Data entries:
☆ ☆ ☆ ☆ ☆ ☆ ☆
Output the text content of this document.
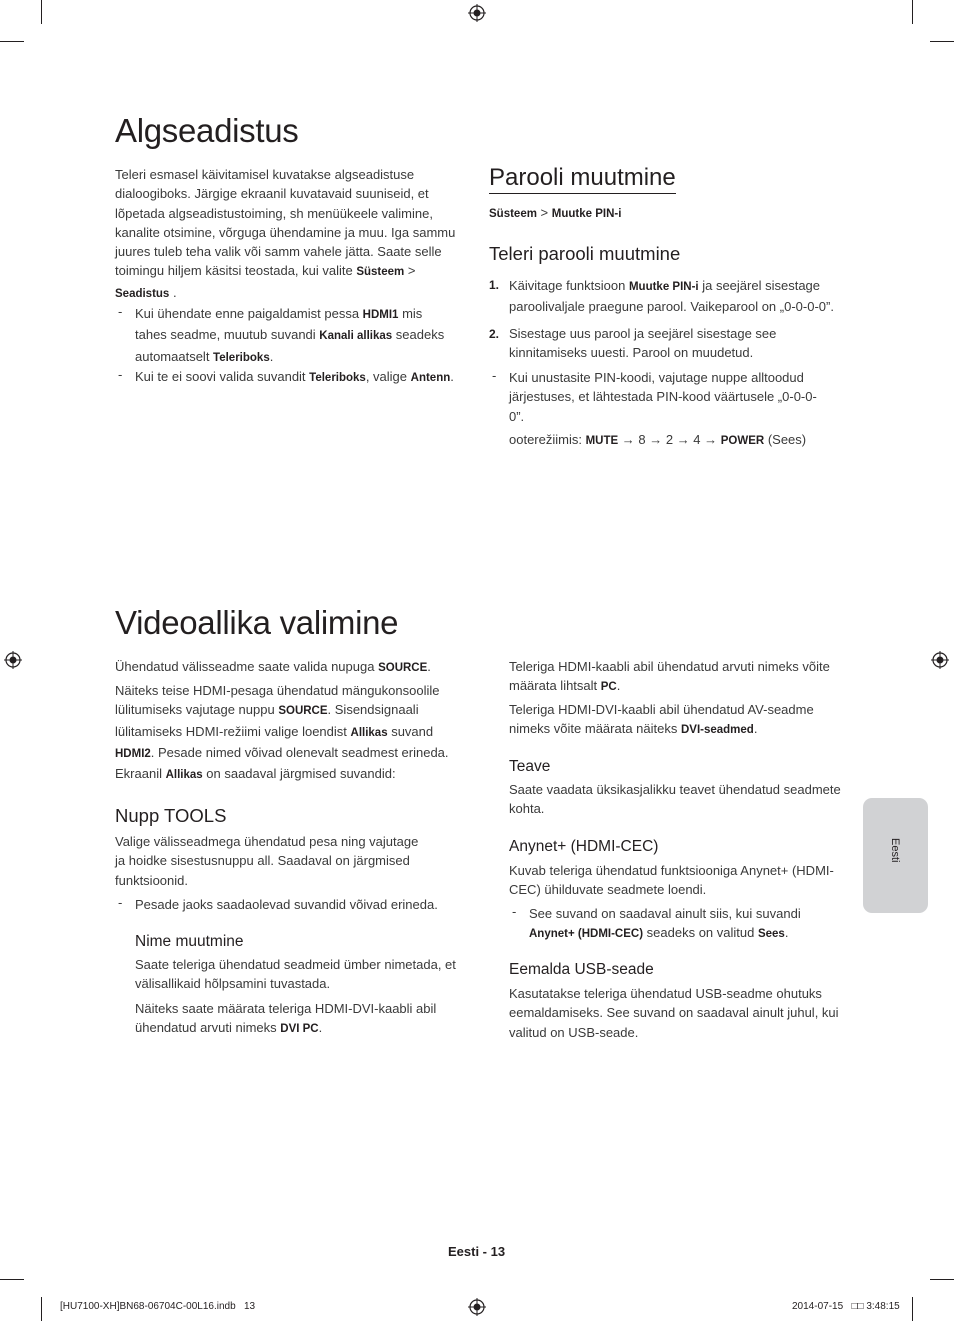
Algseadistus
Teleri esmasel käivitamisel kuvatakse algseadistuse
dialoogiboks. Järgige ekraanil kuvatavaid suuniseid, et
lõpetada algseadistustoiming, sh menüükeele valimine,
kanalite otsimine, võrguga ühendamine ja muu. Iga sammu
juures tuleb teha valik või samm vahele jätta. Saate selle
toimingu hiljem käsitsi teostada, kui valite Süsteem >
Seadistus .
- Kui ühendate enne paigaldamist pessa HDMI1 mis
tahes seadme, muutub suvandi Kanali allikas seadeks
automaatselt Teleriboks.
- Kui te ei soovi valida suvandit Teleriboks, valige Antenn.
Parooli muutmine
Süsteem > Muutke PIN-i
Teleri parooli muutmine
1. Käivitage funktsioon Muutke PIN-i ja seejärel sisestage
paroolivaljale praegune parool. Vaikeparool on „0-0-0-0”.
2. Sisestage uus parool ja seejärel sisestage see
kinnitamiseks uuesti. Parool on muudetud.
- Kui unustasite PIN-koodi, vajutage nuppe alltoodud
järjestuses, et lähtestada PIN-kood väärtusele „0-0-0-
0”.
ooterežiimis: MUTE → 8 → 2 → 4 → POWER (Sees)
Videoallika valimine
Ühendatud välisseadme saate valida nupuga SOURCE.
Näiteks teise HDMI-pesaga ühendatud mängukonsoolile
lülitumiseks vajutage nuppu SOURCE. Sisendsignaali
lülitamiseks HDMI-režiimi valige loendist Allikas suvand
HDMI2. Pesade nimed võivad olenevalt seadmest erineda.
Ekraanil Allikas on saadaval järgmised suvandid:
Nupp TOOLS
Valige välisseadmega ühendatud pesa ning vajutage
ja hoidke sisestusnuppu all. Saadaval on järgmised
funktsioonid.
- Pesade jaoks saadaolevad suvandid võivad erineda.
Nime muutmine
Saate teleriga ühendatud seadmeid ümber nimetada, et
välisallikaid hõlpsamini tuvastada.
Näiteks saate määrata teleriga HDMI-DVI-kaabli abil
ühendatud arvuti nimeks DVI PC.
Teleriga HDMI-kaabli abil ühendatud arvuti nimeks võite
määrata lihtsalt PC.
Teleriga HDMI-DVI-kaabli abil ühendatud AV-seadme
nimeks võite määrata näiteks DVI-seadmed.
Teave
Saate vaadata üksikasjalikku teavet ühendatud seadmete
kohta.
Anynet+ (HDMI-CEC)
Kuvab teleriga ühendatud funktsiooniga Anynet+ (HDMI-
CEC) ühilduvate seadmete loendi.
- See suvand on saadaval ainult siis, kui suvandi
Anynet+ (HDMI-CEC) seadeks on valitud Sees.
Eemalda USB-seade
Kasutatakse teleriga ühendatud USB-seadme ohutuks
eemaldamiseks. See suvand on saadaval ainult juhul, kui
valitud on USB-seade.
Eesti
Eesti - 13
[HU7100-XH]BN68-06704C-00L16.indb   13	2014-07-15   □□ 3:48:15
☆ ☆ ☆ ☆ ☆ ☆ ☆
→ SHORT EXERCISE:
Collect every line above that contains the word "sisestage".

→ SOLUTION FOR THIS TASK:
1. Käivitage funktsioon Muutke PIN-i ja seejärel sisestage
2. Sisestage uus parool ja seejärel sisestage see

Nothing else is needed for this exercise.